§ The data
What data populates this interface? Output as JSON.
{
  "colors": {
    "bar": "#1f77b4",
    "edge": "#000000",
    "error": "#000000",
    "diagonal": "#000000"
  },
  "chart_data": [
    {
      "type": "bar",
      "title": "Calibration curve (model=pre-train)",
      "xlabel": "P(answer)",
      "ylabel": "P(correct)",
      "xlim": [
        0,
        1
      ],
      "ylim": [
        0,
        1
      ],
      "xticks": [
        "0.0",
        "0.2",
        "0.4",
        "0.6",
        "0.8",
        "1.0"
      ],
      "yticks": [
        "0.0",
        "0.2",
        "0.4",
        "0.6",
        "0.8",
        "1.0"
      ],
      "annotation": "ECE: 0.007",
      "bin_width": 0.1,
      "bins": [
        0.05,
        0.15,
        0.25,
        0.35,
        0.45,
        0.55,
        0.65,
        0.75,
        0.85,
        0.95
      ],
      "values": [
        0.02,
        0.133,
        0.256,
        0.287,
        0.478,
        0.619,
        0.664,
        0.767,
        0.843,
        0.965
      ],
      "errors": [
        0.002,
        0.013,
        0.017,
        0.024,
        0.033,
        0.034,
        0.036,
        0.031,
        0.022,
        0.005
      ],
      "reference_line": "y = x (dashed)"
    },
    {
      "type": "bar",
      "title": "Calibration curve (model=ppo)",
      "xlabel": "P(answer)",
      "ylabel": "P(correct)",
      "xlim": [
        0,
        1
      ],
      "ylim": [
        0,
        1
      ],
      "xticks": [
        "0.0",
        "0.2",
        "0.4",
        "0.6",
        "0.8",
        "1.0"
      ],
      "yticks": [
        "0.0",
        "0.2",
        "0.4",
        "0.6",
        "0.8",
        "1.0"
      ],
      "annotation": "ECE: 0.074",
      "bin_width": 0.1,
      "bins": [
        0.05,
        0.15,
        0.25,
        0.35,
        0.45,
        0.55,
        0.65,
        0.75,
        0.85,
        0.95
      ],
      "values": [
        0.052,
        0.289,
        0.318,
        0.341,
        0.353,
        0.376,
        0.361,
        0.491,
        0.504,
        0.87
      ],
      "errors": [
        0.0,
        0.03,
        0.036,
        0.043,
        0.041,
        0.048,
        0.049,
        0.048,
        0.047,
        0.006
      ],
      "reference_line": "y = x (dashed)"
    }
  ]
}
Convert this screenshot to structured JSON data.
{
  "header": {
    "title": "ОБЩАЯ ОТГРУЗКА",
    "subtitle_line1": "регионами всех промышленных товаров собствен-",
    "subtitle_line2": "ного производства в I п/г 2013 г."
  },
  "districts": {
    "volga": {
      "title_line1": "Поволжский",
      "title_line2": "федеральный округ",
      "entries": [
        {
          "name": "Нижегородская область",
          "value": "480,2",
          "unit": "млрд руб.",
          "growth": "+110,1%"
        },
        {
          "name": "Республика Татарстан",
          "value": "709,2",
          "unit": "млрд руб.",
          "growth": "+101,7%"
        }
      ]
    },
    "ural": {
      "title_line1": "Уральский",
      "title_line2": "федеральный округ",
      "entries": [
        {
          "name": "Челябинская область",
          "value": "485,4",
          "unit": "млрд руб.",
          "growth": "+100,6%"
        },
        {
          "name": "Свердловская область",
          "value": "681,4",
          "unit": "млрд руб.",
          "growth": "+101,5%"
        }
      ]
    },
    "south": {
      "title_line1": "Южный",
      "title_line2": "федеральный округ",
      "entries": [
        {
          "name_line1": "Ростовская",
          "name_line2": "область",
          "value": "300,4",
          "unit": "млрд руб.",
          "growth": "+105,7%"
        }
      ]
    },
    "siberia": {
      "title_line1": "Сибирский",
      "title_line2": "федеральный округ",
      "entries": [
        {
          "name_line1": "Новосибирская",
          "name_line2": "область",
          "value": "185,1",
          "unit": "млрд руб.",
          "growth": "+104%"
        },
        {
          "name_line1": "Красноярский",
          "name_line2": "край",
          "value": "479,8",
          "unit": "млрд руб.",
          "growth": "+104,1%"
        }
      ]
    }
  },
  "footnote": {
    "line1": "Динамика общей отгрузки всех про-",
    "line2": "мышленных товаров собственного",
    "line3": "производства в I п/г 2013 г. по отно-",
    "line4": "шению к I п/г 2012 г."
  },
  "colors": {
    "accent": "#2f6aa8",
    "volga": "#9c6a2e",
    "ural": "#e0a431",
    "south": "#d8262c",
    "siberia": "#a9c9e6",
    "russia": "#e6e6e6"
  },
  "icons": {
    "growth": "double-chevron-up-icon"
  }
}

§ Problem
Please output the entire listing exactly as it stands.

§ Exercise result
What data populates this interface? Output as JSON.
{
  "colors": {
    "bar": "#1f77b4",
    "edge": "#000000",
    "error": "#000000",
    "diagonal": "#000000"
  },
  "chart_data": [
    {
      "type": "bar",
      "title": "Calibration curve (model=pre-train)",
      "xlabel": "P(answer)",
      "ylabel": "P(correct)",
      "xlim": [
        0,
        1
      ],
      "ylim": [
        0,
        1
      ],
      "xticks": [
        "0.0",
        "0.2",
        "0.4",
        "0.6",
        "0.8",
        "1.0"
      ],
      "yticks": [
        "0.0",
        "0.2",
        "0.4",
        "0.6",
        "0.8",
        "1.0"
      ],
      "annotation": "ECE: 0.007",
      "bin_width": 0.1,
      "bins": [
        0.05,
        0.15,
        0.25,
        0.35,
        0.45,
        0.55,
        0.65,
        0.75,
        0.85,
        0.95
      ],
      "values": [
        0.02,
        0.133,
        0.256,
        0.287,
        0.478,
        0.619,
        0.664,
        0.767,
        0.843,
        0.965
      ],
      "errors": [
        0.002,
        0.013,
        0.017,
        0.024,
        0.033,
        0.034,
        0.036,
        0.031,
        0.022,
        0.005
      ],
      "reference_line": "y = x (dashed)"
    },
    {
      "type": "bar",
      "title": "Calibration curve (model=ppo)",
      "xlabel": "P(answer)",
      "ylabel": "P(correct)",
      "xlim": [
        0,
        1
      ],
      "ylim": [
        0,
        1
      ],
      "xticks": [
        "0.0",
        "0.2",
        "0.4",
        "0.6",
        "0.8",
        "1.0"
      ],
      "yticks": [
        "0.0",
        "0.2",
        "0.4",
        "0.6",
        "0.8",
        "1.0"
      ],
      "annotation": "ECE: 0.074",
      "bin_width": 0.1,
      "bins": [
        0.05,
        0.15,
        0.25,
        0.35,
        0.45,
        0.55,
        0.65,
        0.75,
        0.85,
        0.95
      ],
      "values": [
        0.052,
        0.289,
        0.318,
        0.341,
        0.353,
        0.376,
        0.361,
        0.491,
        0.504,
        0.87
      ],
      "errors": [
        0.0,
        0.03,
        0.036,
        0.043,
        0.041,
        0.048,
        0.049,
        0.048,
        0.047,
        0.006
      ],
      "reference_line": "y = x (dashed)"
    }
  ]
}
Convert this screenshot to structured JSON data.
{
  "header": {
    "title": "ОБЩАЯ ОТГРУЗКА",
    "subtitle_line1": "регионами всех промышленных товаров собствен-",
    "subtitle_line2": "ного производства в I п/г 2013 г."
  },
  "districts": {
    "volga": {
      "title_line1": "Поволжский",
      "title_line2": "федеральный округ",
      "entries": [
        {
          "name": "Нижегородская область",
          "value": "480,2",
          "unit": "млрд руб.",
          "growth": "+110,1%"
        },
        {
          "name": "Республика Татарстан",
          "value": "709,2",
          "unit": "млрд руб.",
          "growth": "+101,7%"
        }
      ]
    },
    "ural": {
      "title_line1": "Уральский",
      "title_line2": "федеральный округ",
      "entries": [
        {
          "name": "Челябинская область",
          "value": "485,4",
          "unit": "млрд руб.",
          "growth": "+100,6%"
        },
        {
          "name": "Свердловская область",
          "value": "681,4",
          "unit": "млрд руб.",
          "growth": "+101,5%"
        }
      ]
    },
    "south": {
      "title_line1": "Южный",
      "title_line2": "федеральный округ",
      "entries": [
        {
          "name_line1": "Ростовская",
          "name_line2": "область",
          "value": "300,4",
          "unit": "млрд руб.",
          "growth": "+105,7%"
        }
      ]
    },
    "siberia": {
      "title_line1": "Сибирский",
      "title_line2": "федеральный округ",
      "entries": [
        {
          "name_line1": "Новосибирская",
          "name_line2": "область",
          "value": "185,1",
          "unit": "млрд руб.",
          "growth": "+104%"
        },
        {
          "name_line1": "Красноярский",
          "name_line2": "край",
          "value": "479,8",
          "unit": "млрд руб.",
          "growth": "+104,1%"
        }
      ]
    }
  },
  "footnote": {
    "line1": "Динамика общей отгрузки всех про-",
    "line2": "мышленных товаров собственного",
    "line3": "производства в I п/г 2013 г. по отно-",
    "line4": "шению к I п/г 2012 г."
  },
  "colors": {
    "accent": "#2f6aa8",
    "volga": "#9c6a2e",
    "ural": "#e0a431",
    "south": "#d8262c",
    "siberia": "#a9c9e6",
    "russia": "#e6e6e6"
  },
  "icons": {
    "growth": "double-chevron-up-icon"
  }
}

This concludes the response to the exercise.